* [Text extract]:
+ + + +
Because we do not intend to pay any cash dividends on our common stock, our stockholders will not be able to receive a return on their shares unless they sell them.

 

We intend to retain any future earnings to finance the development and expansion of our business. We do not anticipate paying any cash dividends on our common stock in the foreseeable future. Unless we pay dividends, our stockholders will not be able to receive a return on their shares unless they sell them. There is no assurance that stockholders will be able to sell shares when desired.

 

Risks Related to our Ongoing Offering

 

Because the offering price for the primary shares has been arbitrarily set by us, you may not realize a return on your investment upon the resale of your shares.

 

The offering price of each share and other terms and conditions relative to the shares being sold in our ongoing Offering have been arbitrarily determined by us and do not bear any relationship to assets, earnings, book value or any other objective financial criteria. Additionally, as the Company was formed on May 23, 2006, and has only a limited operating history with no earnings, the price of the offered shares under our Registration Statement is not based on its past earnings, and no investment banker, appraiser, or other independent third party, has been consulted concerning the offering price for the shares or the fairness of the offering price used for the shares, as such our stockholders may not be able to receive a return on their investment when they sell shares of common stock purchased under our Registration Statement.

 

 22

 

 

Our officers and directors have limited prior experience offering and selling securities to the public, and as a result, we may not be able to raise sufficient funds to sustain our business.

 

Certain of our officers and directors are selling shares in our ongoing Offering, where allowed to do so under applicable state blue sky laws, on our behalf. We are conducting a “best efforts” offering under our Registration Statement which does not require a minimum amount to be raised, and there is no guarantee sufficient funds will be raised to sustain our business.

 

Our officers and directors have limited experience conducting a publicly registered securities Offering and we may not be able to successfully raise any funds. If we are not able to raise sufficient funds, we may not be able to fund our operations as planned, and we may be forced to curtail or cease operations and investors could lose all or a significant part of their investment. Our inability to successfully conduct the Offering could be the basis of investors losing all or a significant part of their investment in us.

 

Due to the lack of trading market for our securities, you may have difficulty selling any shares you purchase in our initial public offering.
+ + + +
* [Dataset records]:
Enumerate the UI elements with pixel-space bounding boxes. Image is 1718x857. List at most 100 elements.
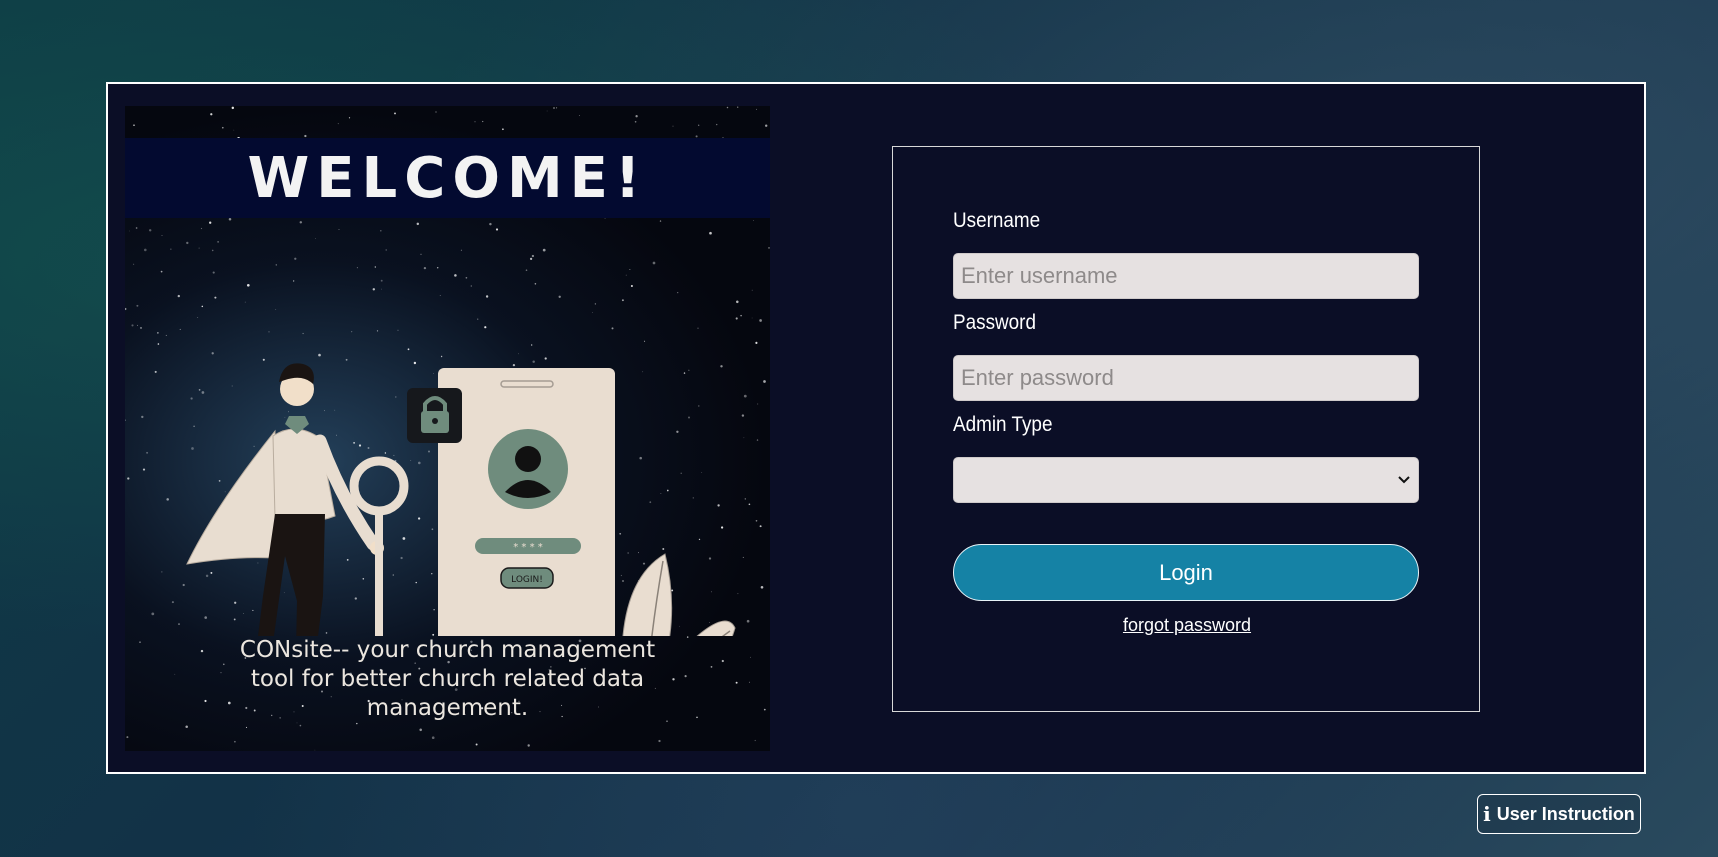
star xyxy=(556,107,558,109)
key-icon xyxy=(349,456,409,636)
star xyxy=(765,124,768,127)
star xyxy=(170,248,172,250)
leaf-icon xyxy=(622,553,736,636)
star xyxy=(768,247,770,249)
star xyxy=(420,253,422,255)
star xyxy=(211,249,214,252)
user-instruction-label: User Instruction xyxy=(1496,803,1635,824)
star xyxy=(299,221,303,224)
star xyxy=(756,108,757,110)
password-label: Password xyxy=(953,311,1036,334)
star xyxy=(139,641,141,643)
star xyxy=(217,241,219,243)
star xyxy=(659,220,662,222)
star xyxy=(200,227,203,230)
star xyxy=(299,724,302,727)
phone-mockup: * * * * LOGIN! xyxy=(438,368,615,636)
login-panel: WELCOME! * * * * LOGIN! CONsite-- your c… xyxy=(106,82,1646,774)
star xyxy=(527,744,530,747)
star xyxy=(315,238,316,239)
username-input[interactable] xyxy=(953,253,1419,299)
star xyxy=(658,739,661,743)
star xyxy=(129,230,130,232)
forgot-password-link[interactable]: forgot password xyxy=(893,615,1481,636)
password-input[interactable] xyxy=(953,355,1419,401)
star xyxy=(709,231,712,235)
star xyxy=(126,736,129,739)
star xyxy=(502,128,504,131)
star xyxy=(234,740,236,743)
star xyxy=(385,249,387,251)
star xyxy=(460,249,462,251)
phone-login-label: LOGIN! xyxy=(511,575,543,585)
star xyxy=(304,134,307,138)
welcome-illustration: WELCOME! * * * * LOGIN! CONsite-- your c… xyxy=(125,106,770,751)
welcome-banner: WELCOME! xyxy=(125,138,770,218)
star xyxy=(210,113,213,116)
star xyxy=(233,129,235,131)
star xyxy=(337,123,339,125)
star xyxy=(475,743,478,746)
star xyxy=(726,106,729,109)
star xyxy=(495,228,499,231)
star xyxy=(228,217,232,221)
star xyxy=(144,248,147,252)
star xyxy=(231,106,235,110)
star xyxy=(763,708,766,711)
caption-line: CONsite-- your church management xyxy=(239,637,656,663)
star xyxy=(348,117,351,119)
star xyxy=(716,123,718,126)
info-icon: i xyxy=(1483,802,1491,826)
admin-type-select[interactable] xyxy=(953,457,1419,503)
star xyxy=(431,736,435,740)
phone-password-mask: * * * * xyxy=(513,542,543,553)
welcome-title: WELCOME! xyxy=(247,145,648,211)
star xyxy=(634,120,637,123)
star xyxy=(185,725,188,728)
star xyxy=(416,222,420,226)
star xyxy=(737,106,739,108)
star xyxy=(209,221,212,224)
star xyxy=(161,235,163,236)
star xyxy=(542,248,546,252)
star xyxy=(394,112,396,115)
caption-line: management. xyxy=(366,695,529,721)
star xyxy=(314,749,316,751)
star xyxy=(750,656,751,658)
user-instruction-button[interactable]: i User Instruction xyxy=(1477,794,1641,834)
star xyxy=(546,110,548,112)
star xyxy=(482,120,484,123)
username-label: Username xyxy=(953,209,1041,232)
star xyxy=(198,247,200,249)
star xyxy=(221,126,224,129)
login-form: Username Password Admin Type Login forgo… xyxy=(892,146,1480,712)
chevron-down-icon xyxy=(1398,476,1410,484)
welcome-caption: CONsite-- your church management tool fo… xyxy=(185,636,710,723)
star xyxy=(474,121,476,123)
star xyxy=(635,115,638,118)
star xyxy=(553,107,555,109)
star xyxy=(721,659,724,663)
star xyxy=(380,229,382,232)
caption-line: tool for better church related data xyxy=(250,666,645,692)
star xyxy=(578,114,580,116)
admin-type-label: Admin Type xyxy=(953,413,1053,436)
star xyxy=(489,222,492,226)
login-illustration: * * * * LOGIN! xyxy=(186,363,736,636)
star xyxy=(754,739,756,742)
star xyxy=(753,220,755,222)
star xyxy=(435,111,437,113)
star xyxy=(133,124,135,126)
login-button[interactable]: Login xyxy=(953,544,1419,601)
lock-icon xyxy=(407,388,462,443)
star xyxy=(748,681,751,683)
star xyxy=(148,229,152,232)
star xyxy=(735,681,738,684)
star xyxy=(186,241,189,245)
star xyxy=(174,673,176,675)
star xyxy=(710,666,713,668)
star xyxy=(135,227,138,229)
star xyxy=(419,728,422,732)
star xyxy=(338,228,340,230)
star xyxy=(672,125,674,127)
+ + + +
* [Tasks to carry out]:
[1] Print everything in the risk-factor excerpt from "Our officers and directors have limited experience" down to "initial public offering.".
[2] Answer these questions using the risk-factor excerpt:
(a) On what date was the company formed?
(b) What kind of offering is the company conducting under its Registration Statement?
(c) What does the company intend to do with any future earnings?
[3] Write the next part of the risk-factor excerpt, continuing on from its last sentence.
The listing is separate material and has no connection to the risk-factor excerpt.

* [Answers per task]:
[1]
Our officers and directors have limited experience conducting a publicly registered securities Offering and we may not be able to successfully raise any funds. If we are not able to raise sufficient funds, we may not be able to fund our operations as planned, and we may be forced to curtail or cease operations and investors could lose all or a significant part of their investment. Our inability to successfully conduct the Offering could be the basis of investors losing all or a significant part of their investment in us.

 

Due to the lack of trading market for our securities, you may have difficulty selling any shares you purchase in our initial public offering.

[2]
(a) May 23, 2006
(b) A "best efforts" offering that does not require a minimum amount to be raised
(c) Retain them to finance the development and expansion of its business

[3]
We are not registered on any market or public stock exchange. There is presently no demand for our common stock and no public market exists for the shares being offered in our Registration Statement. In the future, we intend to seek a listing or a quotation on a Qualified National Exchange or the OTC Markets, we cannot make any assurance that our common stock will ever be quoted or traded on Qualified National Exchange or the OTC Markets or that any public market for our stock will develop. In order to achieve a Public Listing, we will have to meet certain initial listing qualifications of the Qualified National Exchange or the OTC Markets on which we are seeking the Public Listing. In addition, we will need to have market makers agree to make a market in our common stock and file a FINRA Form 15c211 with the SEC on our behalf before we can achieve a Public Listing. As of the date of this Annual Report on Form 10-K, there have been no discussions or understandings between the Company and anyone acting on our behalf, with any market maker regarding participation in a future trading market for our securities. If we are successful in achieving a Public Listing for our common stock, we will also need to remain current in our quarterly and annual filings with the SEC to achieve and maintain such Public Listing. Market makers are not permitted to begin quotation of a security whose issuer does not meet these filing requirements. Furthermore, if we are not able to pay the expenses associated with our ongoing reporting obligations we will not be able to achieve or maintain a Public Listing. If no public market is ever developed for our common stock, it will be difficult for investors to sell any shares they purchase under our Registration Statement. In such a case, investors may find that they are unable to achieve any benefit from their investment or liquidate their shares without considerable delay, if at all. In addition, if we fail to have our common stock quoted on a public trading market, any common stock purchased by investors will not have a quantifiable value and it may be difficult, if not impossible, to ever resell their shares, resulting in an inability to realize any value from their investment.

 

ITEM 1B.   UNRESOLVED STAFF COMMENTS

 

None.

 

ITEM 2. PROPERTIES

 

We lease four separate facilities. Administrative offices and a manufacturing operation are in a 25,000 square foot building with an operating lease that expires in March 2022.   Research and development laboratories are in a 14,300 square foot space with an operating lease that extends to December 2022. A second manufacturing operation occupies 6,600 square foot on a month-to-month lease. In October 2017, we signed a lease for a new 64,000 square foot manufacturing facility which will be the site for expansion of our mechanical exfoliation capacity. This facility will replace the 6,600 square foot facility when the existing and new equipment are installed in the early part of 2018. The term of the operating lease for the new facility is 5 years expiring December 2022. All of the physical assets of the Company are contained within these facilities. XG Sciences has achieved and maintains an ISO9001:2015 quality certification for all of its locations.

 

ITEM 3. LEGAL PROCEEDINGS

 

None.

 

ITEM 4. MINE SAFETY DISCLOSURES

 

Not applicable.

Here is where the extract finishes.